» Objective
From the entries below, gather each line containing the word "Total".

» The records

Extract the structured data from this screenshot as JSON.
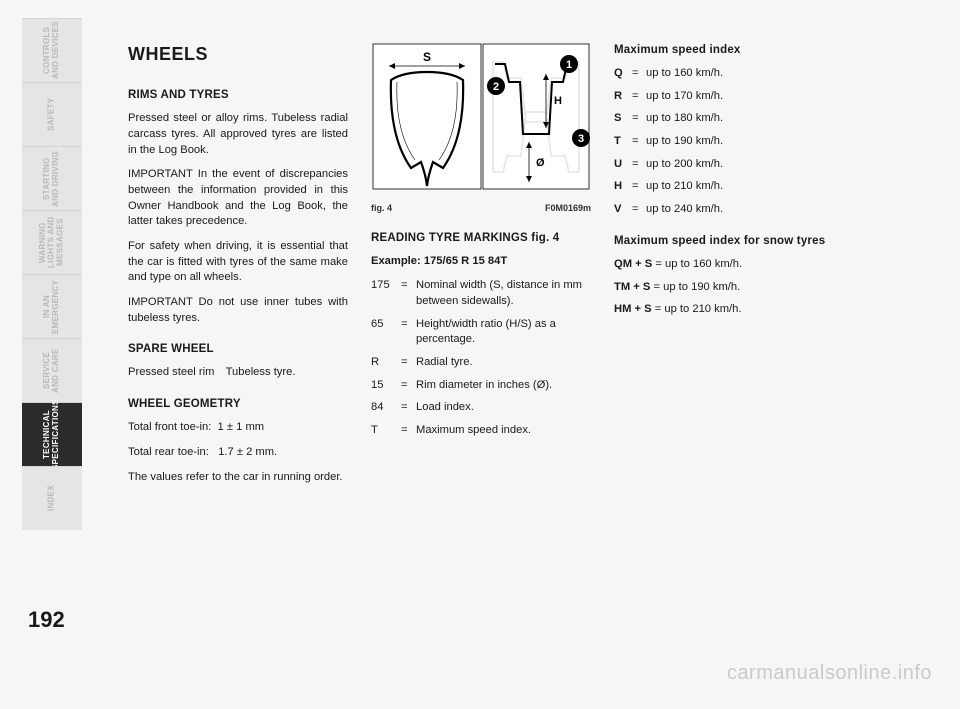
{
  "pageNumber": "192",
  "watermark": "carmanualsonline.info",
  "sidebar": {
    "tabs": [
      {
        "label": "CONTROLS\nAND DEVICES",
        "active": false
      },
      {
        "label": "SAFETY",
        "active": false
      },
      {
        "label": "STARTING\nAND DRIVING",
        "active": false
      },
      {
        "label": "WARNING\nLIGHTS AND\nMESSAGES",
        "active": false
      },
      {
        "label": "IN AN\nEMERGENCY",
        "active": false
      },
      {
        "label": "SERVICE\nAND CARE",
        "active": false
      },
      {
        "label": "TECHNICAL\nSPECIFICATIONS",
        "active": true
      },
      {
        "label": "INDEX",
        "active": false
      }
    ]
  },
  "col1": {
    "title": "WHEELS",
    "h_rims": "RIMS AND TYRES",
    "p1": "Pressed steel or alloy rims. Tubeless radial carcass tyres. All approved tyres are listed in the Log Book.",
    "p2": "IMPORTANT In the event of discrepancies between the information provided in this Owner Handbook and the Log Book, the latter takes precedence.",
    "p3": "For safety when driving, it is essential that the car is fitted with tyres of the same make and type on all wheels.",
    "p4": "IMPORTANT Do not use inner tubes with tubeless tyres.",
    "h_spare": "SPARE WHEEL",
    "p5": "Pressed steel rim Tubeless tyre.",
    "h_geom": "WHEEL GEOMETRY",
    "p6": "Total front toe-in:  1 ± 1 mm",
    "p7": "Total rear toe-in:   1.7 ± 2 mm.",
    "p8": "The values refer to the car in running order."
  },
  "figure": {
    "caption_left": "fig. 4",
    "caption_right": "F0M0169m",
    "labels": {
      "S": "S",
      "H": "H",
      "O": "Ø",
      "n1": "1",
      "n2": "2",
      "n3": "3"
    }
  },
  "col2": {
    "h_reading": "READING TYRE MARKINGS fig. 4",
    "example_label": "Example: 175/65 R 15 84T",
    "rows": [
      {
        "code": "175",
        "desc": "Nominal width (S, distance in mm between sidewalls)."
      },
      {
        "code": "65",
        "desc": "Height/width ratio (H/S) as a percentage."
      },
      {
        "code": "R",
        "desc": "Radial tyre."
      },
      {
        "code": "15",
        "desc": "Rim diameter in inches (Ø)."
      },
      {
        "code": "84",
        "desc": "Load index."
      },
      {
        "code": "T",
        "desc": "Maximum speed index."
      }
    ]
  },
  "col3": {
    "h_max": "Maximum speed index",
    "speeds": [
      {
        "code": "Q",
        "desc": "up to 160 km/h."
      },
      {
        "code": "R",
        "desc": "up to 170 km/h."
      },
      {
        "code": "S",
        "desc": "up to 180 km/h."
      },
      {
        "code": "T",
        "desc": "up to 190 km/h."
      },
      {
        "code": "U",
        "desc": "up to 200 km/h."
      },
      {
        "code": "H",
        "desc": "up to 210 km/h."
      },
      {
        "code": "V",
        "desc": "up to 240 km/h."
      }
    ],
    "h_snow": "Maximum speed index for snow tyres",
    "snow": [
      {
        "code": "QM + S",
        "desc": " = up to 160 km/h."
      },
      {
        "code": "TM + S",
        "desc": " = up to 190 km/h."
      },
      {
        "code": "HM + S",
        "desc": " = up to 210 km/h."
      }
    ]
  }
}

» Task solution
    "p6": "Total front toe-in:  1 ± 1 mm",
    "p7": "Total rear toe-in:   1.7 ± 2 mm.",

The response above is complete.